-- BEGIN Records supplied --
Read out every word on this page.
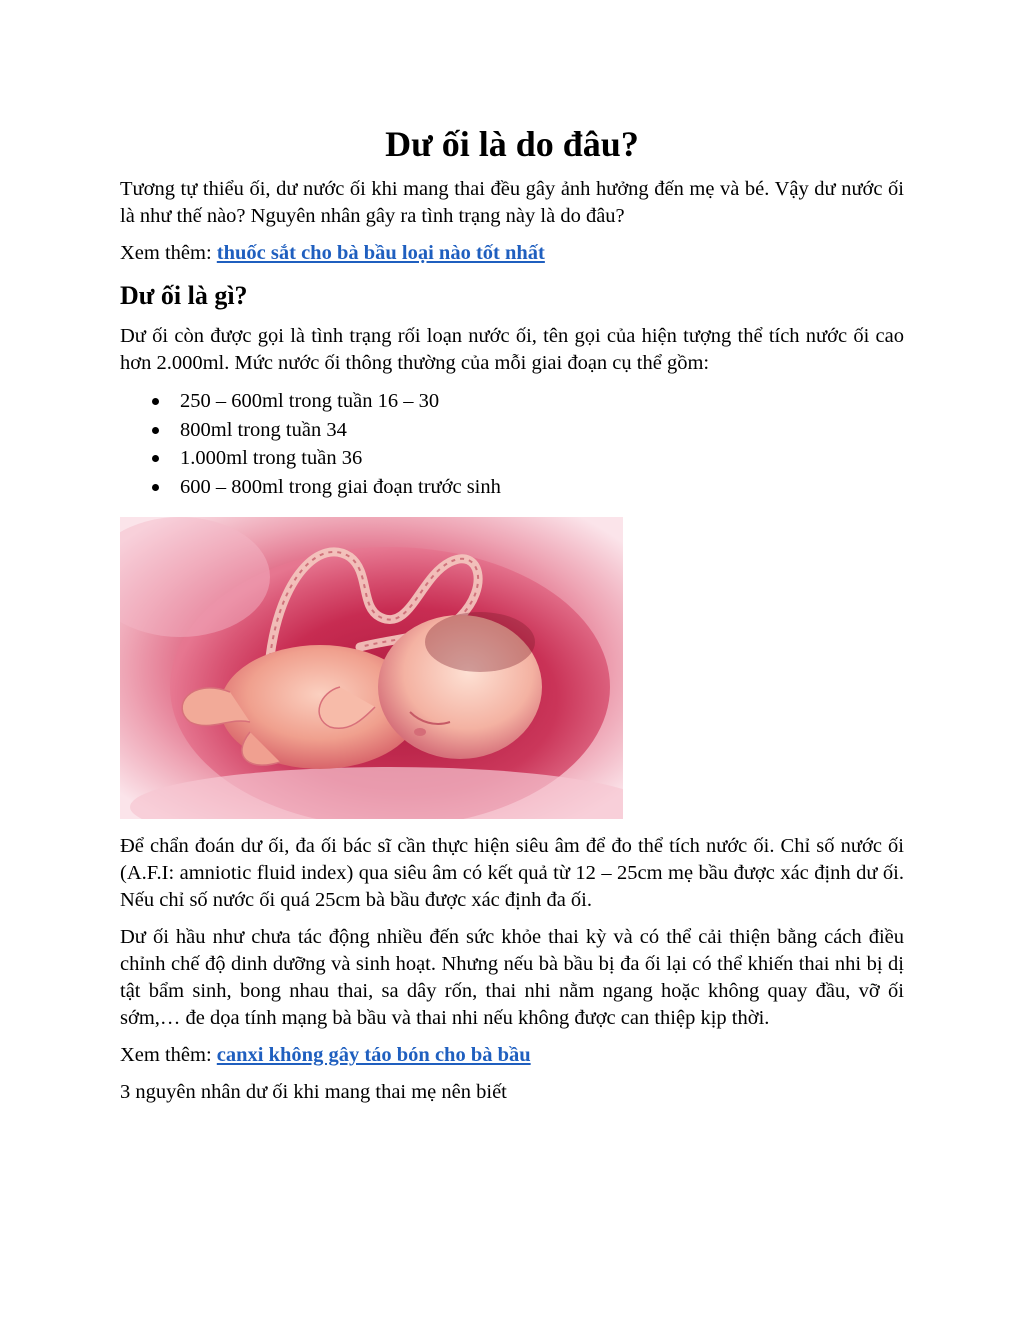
Dư ối là do đâu?

Tương tự thiểu ối, dư nước ối khi mang thai đều gây ảnh hưởng đến mẹ và bé. Vậy dư nước ối là như thế nào? Nguyên nhân gây ra tình trạng này là do đâu?

Xem thêm: thuốc sắt cho bà bầu loại nào tốt nhất

Dư ối là gì?

Dư ối còn được gọi là tình trạng rối loạn nước ối, tên gọi của hiện tượng thể tích nước ối cao hơn 2.000ml. Mức nước ối thông thường của mỗi giai đoạn cụ thể gồm:

250 – 600ml trong tuần 16 – 30
800ml trong tuần 34
1.000ml trong tuần 36
600 – 800ml trong giai đoạn trước sinh

Để chẩn đoán dư ối, đa ối bác sĩ cần thực hiện siêu âm để đo thể tích nước ối. Chỉ số nước ối (A.F.I: amniotic fluid index) qua siêu âm có kết quả từ 12 – 25cm mẹ bầu được xác định dư ối. Nếu chỉ số nước ối quá 25cm bà bầu được xác định đa ối.

Dư ối hầu như chưa tác động nhiều đến sức khỏe thai kỳ và có thể cải thiện bằng cách điều chỉnh chế độ dinh dưỡng và sinh hoạt. Nhưng nếu bà bầu bị đa ối lại có thể khiến thai nhi bị dị tật bẩm sinh, bong nhau thai, sa dây rốn, thai nhi nằm ngang hoặc không quay đầu, vỡ ối sớm,… đe dọa tính mạng bà bầu và thai nhi nếu không được can thiệp kịp thời.

Xem thêm: canxi không gây táo bón cho bà bầu

3 nguyên nhân dư ối khi mang thai mẹ nên biết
-- END Records supplied --
Filter for "được". Return all lines that hold it.

Dư ối còn được gọi là tình trạng rối loạn nước ối, tên gọi của hiện tượng thể tích nước ối cao hơn 2.000ml. Mức nước ối thông thường của mỗi giai đoạn cụ thể gồm:
Để chẩn đoán dư ối, đa ối bác sĩ cần thực hiện siêu âm để đo thể tích nước ối. Chỉ số nước ối (A.F.I: amniotic fluid index) qua siêu âm có kết quả từ 12 – 25cm mẹ bầu được xác định dư ối. Nếu chỉ số nước ối quá 25cm bà bầu được xác định đa ối.
Dư ối hầu như chưa tác động nhiều đến sức khỏe thai kỳ và có thể cải thiện bằng cách điều chỉnh chế độ dinh dưỡng và sinh hoạt. Nhưng nếu bà bầu bị đa ối lại có thể khiến thai nhi bị dị tật bẩm sinh, bong nhau thai, sa dây rốn, thai nhi nằm ngang hoặc không quay đầu, vỡ ối sớm,… đe dọa tính mạng bà bầu và thai nhi nếu không được can thiệp kịp thời.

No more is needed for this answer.